▸ **Exercises**:
1 – The text on finding large primes for cryptography says what each graph curve shows by its color. Give each color it uses and the function that color stands for.
2 – Pick up the text on finding large primes for cryptography right after its last sentence, and write the next part.

▸ **Text for analysis**:
- - -

In cryptography, we often need to find large prime numbers. One way to do this is to pick random numbers that are the right size until you find one that's a prime. This might take a while when we're working with numbers that are as big as the ones that we typically use in cryptography. How long will this take?
One way to answer that question is by using the prime number theorem. Let the function π(x) be the number of primes less than or equal to x. The prime number theorem says that limx→∞π(x) / (x / log x) = 1, or that x / log x is a good approximation to π(x) for large values of x.
Here's how well π(x) (black) and x / log x (red) agree:
An even better approximation to π(x) is x / (log x + 1). Here's how well π(x) (black) and x / (log x + 1) (green) agree:
But since for numbers of the sizes that we often use in cryptography log x and log x + 1 are fairly close, so we can use the easier approximation without worrying too much.
One consequence of the prime number theorem is that the probability of a number n being prime is roughly 1 / log n. Here's what log n looks like for numbers that are the sizes of those that we often use in cryptography:
So suppose that we want to generate two random 512-bit primes, like we might need to create a 1,024-bit RSA modulus. The chances of a randomly-chosen 512-bit integer being prime is about 1 in 355, so that we'd expect to find a prime in about 355/2, or about 177 attempts.

- - -

▸ **Extracted information**:

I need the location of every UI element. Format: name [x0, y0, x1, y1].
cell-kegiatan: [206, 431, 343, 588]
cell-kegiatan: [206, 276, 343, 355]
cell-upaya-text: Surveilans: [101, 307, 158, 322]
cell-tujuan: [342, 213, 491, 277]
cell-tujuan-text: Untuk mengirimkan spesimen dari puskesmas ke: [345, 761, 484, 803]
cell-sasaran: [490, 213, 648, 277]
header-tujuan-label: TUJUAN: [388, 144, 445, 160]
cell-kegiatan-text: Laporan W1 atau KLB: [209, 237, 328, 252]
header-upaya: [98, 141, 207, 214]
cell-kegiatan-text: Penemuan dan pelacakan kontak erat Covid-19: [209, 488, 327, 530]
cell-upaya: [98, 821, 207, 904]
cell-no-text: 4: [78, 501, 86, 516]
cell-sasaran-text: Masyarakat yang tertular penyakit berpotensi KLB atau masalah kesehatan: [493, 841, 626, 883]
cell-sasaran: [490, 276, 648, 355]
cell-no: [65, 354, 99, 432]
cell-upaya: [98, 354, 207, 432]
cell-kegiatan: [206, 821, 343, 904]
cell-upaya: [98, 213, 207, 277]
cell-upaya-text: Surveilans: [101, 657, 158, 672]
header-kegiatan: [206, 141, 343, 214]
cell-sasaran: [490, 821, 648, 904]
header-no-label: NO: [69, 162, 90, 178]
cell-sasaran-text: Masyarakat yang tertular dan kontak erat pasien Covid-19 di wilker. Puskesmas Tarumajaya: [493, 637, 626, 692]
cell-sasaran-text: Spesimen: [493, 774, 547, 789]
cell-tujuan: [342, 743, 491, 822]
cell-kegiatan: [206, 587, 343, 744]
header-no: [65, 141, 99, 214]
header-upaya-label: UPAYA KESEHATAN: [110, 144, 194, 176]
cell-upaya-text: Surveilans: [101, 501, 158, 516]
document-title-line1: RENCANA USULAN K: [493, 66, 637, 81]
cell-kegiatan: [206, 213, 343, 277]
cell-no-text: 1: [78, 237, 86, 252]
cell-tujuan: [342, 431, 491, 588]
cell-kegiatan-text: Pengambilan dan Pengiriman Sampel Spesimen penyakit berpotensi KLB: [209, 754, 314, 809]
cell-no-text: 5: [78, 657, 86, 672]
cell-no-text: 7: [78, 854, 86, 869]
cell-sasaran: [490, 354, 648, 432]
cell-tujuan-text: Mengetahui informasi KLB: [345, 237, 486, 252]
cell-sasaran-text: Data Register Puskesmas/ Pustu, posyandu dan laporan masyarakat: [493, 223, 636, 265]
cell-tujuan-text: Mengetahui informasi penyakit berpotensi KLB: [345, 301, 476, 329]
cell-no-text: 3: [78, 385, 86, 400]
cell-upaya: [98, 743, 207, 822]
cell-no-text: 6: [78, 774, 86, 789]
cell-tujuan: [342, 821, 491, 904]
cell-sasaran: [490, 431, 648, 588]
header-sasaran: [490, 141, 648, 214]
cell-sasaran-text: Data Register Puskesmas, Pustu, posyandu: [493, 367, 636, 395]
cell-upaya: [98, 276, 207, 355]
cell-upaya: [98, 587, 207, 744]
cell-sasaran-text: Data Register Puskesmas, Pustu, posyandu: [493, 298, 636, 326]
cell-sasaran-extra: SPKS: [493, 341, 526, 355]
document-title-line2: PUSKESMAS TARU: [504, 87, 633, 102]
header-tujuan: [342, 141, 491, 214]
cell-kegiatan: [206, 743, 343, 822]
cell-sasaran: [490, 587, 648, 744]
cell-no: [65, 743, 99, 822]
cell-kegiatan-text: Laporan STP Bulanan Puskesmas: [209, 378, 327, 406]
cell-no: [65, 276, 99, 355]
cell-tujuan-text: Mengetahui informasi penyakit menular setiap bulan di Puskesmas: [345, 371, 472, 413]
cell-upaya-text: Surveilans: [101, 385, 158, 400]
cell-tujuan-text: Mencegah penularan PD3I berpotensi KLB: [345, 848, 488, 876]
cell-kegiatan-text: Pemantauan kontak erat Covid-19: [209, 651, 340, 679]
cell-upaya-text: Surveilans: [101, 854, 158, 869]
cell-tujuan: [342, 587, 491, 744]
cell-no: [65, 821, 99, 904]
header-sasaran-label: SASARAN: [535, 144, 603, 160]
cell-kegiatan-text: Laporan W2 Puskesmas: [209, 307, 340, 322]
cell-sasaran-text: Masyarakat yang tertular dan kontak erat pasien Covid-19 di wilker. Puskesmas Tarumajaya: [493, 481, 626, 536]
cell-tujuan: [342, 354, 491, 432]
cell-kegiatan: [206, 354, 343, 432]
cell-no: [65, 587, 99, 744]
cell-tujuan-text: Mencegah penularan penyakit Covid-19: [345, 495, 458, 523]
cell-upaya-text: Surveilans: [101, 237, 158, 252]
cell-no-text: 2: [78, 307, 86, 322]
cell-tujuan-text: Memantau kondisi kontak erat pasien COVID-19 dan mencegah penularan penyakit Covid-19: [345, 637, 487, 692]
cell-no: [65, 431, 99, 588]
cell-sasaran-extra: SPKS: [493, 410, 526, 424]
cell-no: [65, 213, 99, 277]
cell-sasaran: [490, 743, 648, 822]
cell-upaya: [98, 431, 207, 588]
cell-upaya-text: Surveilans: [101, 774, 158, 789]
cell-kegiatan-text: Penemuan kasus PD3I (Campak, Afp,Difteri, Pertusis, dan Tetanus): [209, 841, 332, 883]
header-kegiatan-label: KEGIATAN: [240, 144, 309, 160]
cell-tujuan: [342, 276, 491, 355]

- - -

▸ **Per-task answers**:
1 –
- Black: π(x)
- Red: x / log x
- Green: x / (log x + 1)

2 –
This obviously isn't the best strategy: half of randomly-chosen integers will be even, so we don't want to waste time considering them. If we look at only odd integers, this will reduce the expected number of trials by 1/2, or down to about 89 attempts. We could even continue this strategy for other small primes. One-third of randomly-chosen integers are multiples of 3, for example, so we might not want to consider multiples of 3, etc. But for the simple strategy of just trying random odd 512-bit integers, we should expect to find a 512-bit prime in about 89 tries.